Yapılacak İş
Ayetleri ve çeşitli meallerini sıralayan kaynak metni kaldığı yerden devam ettirin.

Kaynak Metin

= = = =

بِسْمِ اللّٰهِ الرَّحْمٰنِ الرَّح۪يمِ

وَٱنشَقَّتِ ٱلسَّمَآءُ فَهِىَ يَوْمَئِذٍ وَاهِيَةٌ ﴿١٦

Ve Semâ yarilmış o da o gün sarkmıştır.

— Elmalılı Hamdi Yazır

Gök de yarılmış ve o gün bitkin bir hale gelmiştir.

— İbni Kesir

Gök de yarılmış ve artık o gün o da çökmeye yüz tutmuştur.

— Diyanet İşleri

Gök de yarılmış ve artık o, o gün za'fa düşmüşdür.

— Hasan Basri Çantay

Gök yarılmış, o gün o; zayıflamış sarkmıştır.

— Seyyid Kutub

وَٱلْمَلَكُ عَلَىٰٓ أَرْجَآئِهَاۚ وَيَحْمِلُ عَرْشَ رَبِّكَ فَوْقَهُمْ يَوْمَئِذٍ ثَمَٰنِيَةٌ ﴿١٧

Öyle ki melekler, kenarları üzerindedir ve üstlerinde o gün Rabbi’nin Arş’ını sekiz hâmil olur.

— Elmalılı Hamdi Yazır

Melekler ise onun çevresindedirler. Ve o gün; Rabbının Arş'ını, onların da üstünde sekiz tanesi yüklenir.

— İbni Kesir

Melekler onun kıyılarındadır. O gün Rabbinin Arş’ını, bunların da üstünde sekiz taşıyıcı taşır.

— Diyanet İşleri

Melek (ler) ise onun bucaklarındadır. O gün Rabbinin arşını (bucaklardakilerin) üstlerinde bulunan sekiz (melek) yüklenir.

— Hasan Basri Çantay

Melekler de onun kenarlarındadır. O gün Rabblerinin tahtını, bunların da üstünde sekiz (melek) taşır.

— Seyyid Kutub

يَوْمَئِذٍ تُعْرَضُونَ لَا تَخْفَىٰ مِنكُمْ خَافِيَةٌ ﴿١٨

O gün arz olunursunuz, öyle ki gizli bir haliniz kalmaz.

— Elmalılı Hamdi Yazır

O gün; siz, huzura alınırsınız. Ve hiç bir şeyiniz gizli kalmaz.

— İbni Kesir

O gün (hesap için Allah’a) arz olunursunuz. Hiçbir sırrınız gizli kalmaz.

— Diyanet İşleri

O gün (huzuura) arz olunacaksınız, (öyle ki) size âid hiçbir sır gizli kalmayacak.

— Hasan Basri Çantay

O gün hesap için huzura alınırsınız. Hiçbir sırrınız gizli kalmaz.

— Seyyid Kutub

فَأَمَّا مَنْ أُوتِىَ كِتَٰبَهُۥ بِيَمِينِهِۦ فَيَقُولُ هَآؤُمُ ٱقْرَءُواْ كِتَٰبِيَهْ ﴿١٩

İşte o vakit kitabına sağıyle erdirilmiş olan kimse der ki: ha alın okuyun kitabımı.

— Elmalılı Hamdi Yazır

Kitabı sağından verilmiş olan der ki: Alın, işte okuyun kitabımı.

= = = =

Malzeme
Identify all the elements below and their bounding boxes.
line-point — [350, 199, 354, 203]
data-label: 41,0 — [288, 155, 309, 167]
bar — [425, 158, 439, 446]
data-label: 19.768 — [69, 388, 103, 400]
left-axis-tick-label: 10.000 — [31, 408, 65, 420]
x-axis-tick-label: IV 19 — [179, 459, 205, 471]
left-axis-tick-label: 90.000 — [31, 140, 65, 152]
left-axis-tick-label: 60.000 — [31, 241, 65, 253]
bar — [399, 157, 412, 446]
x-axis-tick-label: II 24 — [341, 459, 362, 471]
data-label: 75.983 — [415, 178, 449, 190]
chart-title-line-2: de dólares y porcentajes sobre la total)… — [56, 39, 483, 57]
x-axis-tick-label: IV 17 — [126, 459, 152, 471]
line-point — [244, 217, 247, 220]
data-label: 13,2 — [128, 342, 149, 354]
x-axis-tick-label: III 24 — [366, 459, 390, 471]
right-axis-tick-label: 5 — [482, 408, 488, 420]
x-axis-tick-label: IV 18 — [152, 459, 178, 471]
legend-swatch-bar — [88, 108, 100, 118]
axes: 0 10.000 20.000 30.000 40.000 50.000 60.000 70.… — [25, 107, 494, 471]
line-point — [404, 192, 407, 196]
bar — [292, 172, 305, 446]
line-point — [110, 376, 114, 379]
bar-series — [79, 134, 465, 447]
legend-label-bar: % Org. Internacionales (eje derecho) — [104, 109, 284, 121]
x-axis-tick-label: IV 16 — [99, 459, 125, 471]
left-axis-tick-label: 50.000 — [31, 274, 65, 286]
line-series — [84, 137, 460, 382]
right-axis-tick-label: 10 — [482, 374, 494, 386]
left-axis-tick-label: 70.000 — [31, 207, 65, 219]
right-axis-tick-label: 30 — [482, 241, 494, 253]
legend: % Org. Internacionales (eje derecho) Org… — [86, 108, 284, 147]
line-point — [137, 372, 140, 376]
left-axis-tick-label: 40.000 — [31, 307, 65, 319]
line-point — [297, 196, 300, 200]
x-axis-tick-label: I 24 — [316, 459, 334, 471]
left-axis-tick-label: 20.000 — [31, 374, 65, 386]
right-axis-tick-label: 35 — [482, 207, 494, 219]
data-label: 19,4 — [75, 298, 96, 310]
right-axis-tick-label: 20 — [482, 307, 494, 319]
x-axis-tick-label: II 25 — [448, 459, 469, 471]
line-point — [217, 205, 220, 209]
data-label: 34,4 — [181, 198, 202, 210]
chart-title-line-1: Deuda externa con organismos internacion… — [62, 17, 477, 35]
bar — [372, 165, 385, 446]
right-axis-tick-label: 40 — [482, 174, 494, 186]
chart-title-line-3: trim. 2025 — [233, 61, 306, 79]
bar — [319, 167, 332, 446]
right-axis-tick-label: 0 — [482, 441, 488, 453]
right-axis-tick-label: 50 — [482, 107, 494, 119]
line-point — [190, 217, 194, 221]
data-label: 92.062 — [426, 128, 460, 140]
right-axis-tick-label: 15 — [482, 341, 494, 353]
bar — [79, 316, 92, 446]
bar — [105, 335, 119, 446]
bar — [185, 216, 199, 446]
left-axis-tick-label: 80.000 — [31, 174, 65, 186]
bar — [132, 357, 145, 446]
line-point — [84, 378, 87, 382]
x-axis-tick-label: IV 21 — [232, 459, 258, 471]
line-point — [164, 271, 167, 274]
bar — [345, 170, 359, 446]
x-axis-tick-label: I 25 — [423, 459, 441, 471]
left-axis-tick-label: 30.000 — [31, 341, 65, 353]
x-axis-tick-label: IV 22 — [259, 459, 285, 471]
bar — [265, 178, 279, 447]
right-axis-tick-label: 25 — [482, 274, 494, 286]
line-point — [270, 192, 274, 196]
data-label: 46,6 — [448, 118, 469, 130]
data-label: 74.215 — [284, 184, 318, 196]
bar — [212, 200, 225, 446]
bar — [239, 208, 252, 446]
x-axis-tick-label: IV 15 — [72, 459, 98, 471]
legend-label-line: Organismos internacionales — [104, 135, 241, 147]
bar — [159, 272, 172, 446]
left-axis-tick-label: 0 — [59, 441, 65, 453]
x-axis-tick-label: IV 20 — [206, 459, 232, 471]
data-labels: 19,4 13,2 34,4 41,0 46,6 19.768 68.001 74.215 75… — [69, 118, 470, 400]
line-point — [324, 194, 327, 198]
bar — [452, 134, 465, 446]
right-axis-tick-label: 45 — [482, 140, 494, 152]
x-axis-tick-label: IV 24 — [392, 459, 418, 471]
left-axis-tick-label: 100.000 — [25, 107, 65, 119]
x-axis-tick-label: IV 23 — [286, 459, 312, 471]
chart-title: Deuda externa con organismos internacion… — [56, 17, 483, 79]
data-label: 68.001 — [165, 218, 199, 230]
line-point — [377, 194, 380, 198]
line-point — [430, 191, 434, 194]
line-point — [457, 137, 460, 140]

= = = =

Cevap
— İbni Kesir

İşte o vakit, kitabı kendisine sağından verilen kimse der ki: “Gelin, kitabımı okuyun!”

— Diyanet İşleri

Artık kitabı sağ eline verilmiş olan kişiye gelince, der ki: «Alın, okuyun kitabımı».

— Hasan Basri Çantay

Kitabı sağından verilen: «Alın kitabımı okuyun,

— Seyyid Kutub

إِنِّى ظَنَنتُ أَنِّى مُلَٰقٍ حِسَابِيَهْ ﴿٢٠

Çünkü ben sezmiştim ki ben kavuşacağım hesabıma.

— Elmalılı Hamdi Yazır

Doğrusu ben, bir hesablaşma ile karşılaşacağımı sanıyordum.

— İbni Kesir

“Çünkü ben, hesabımla karşılaşacağımı zaten biliyordum.”

— Diyanet İşleri

«Çünkü ben hakıykaten hisâbıma kavuşacağımı (kuvvetle) zannetmişdim».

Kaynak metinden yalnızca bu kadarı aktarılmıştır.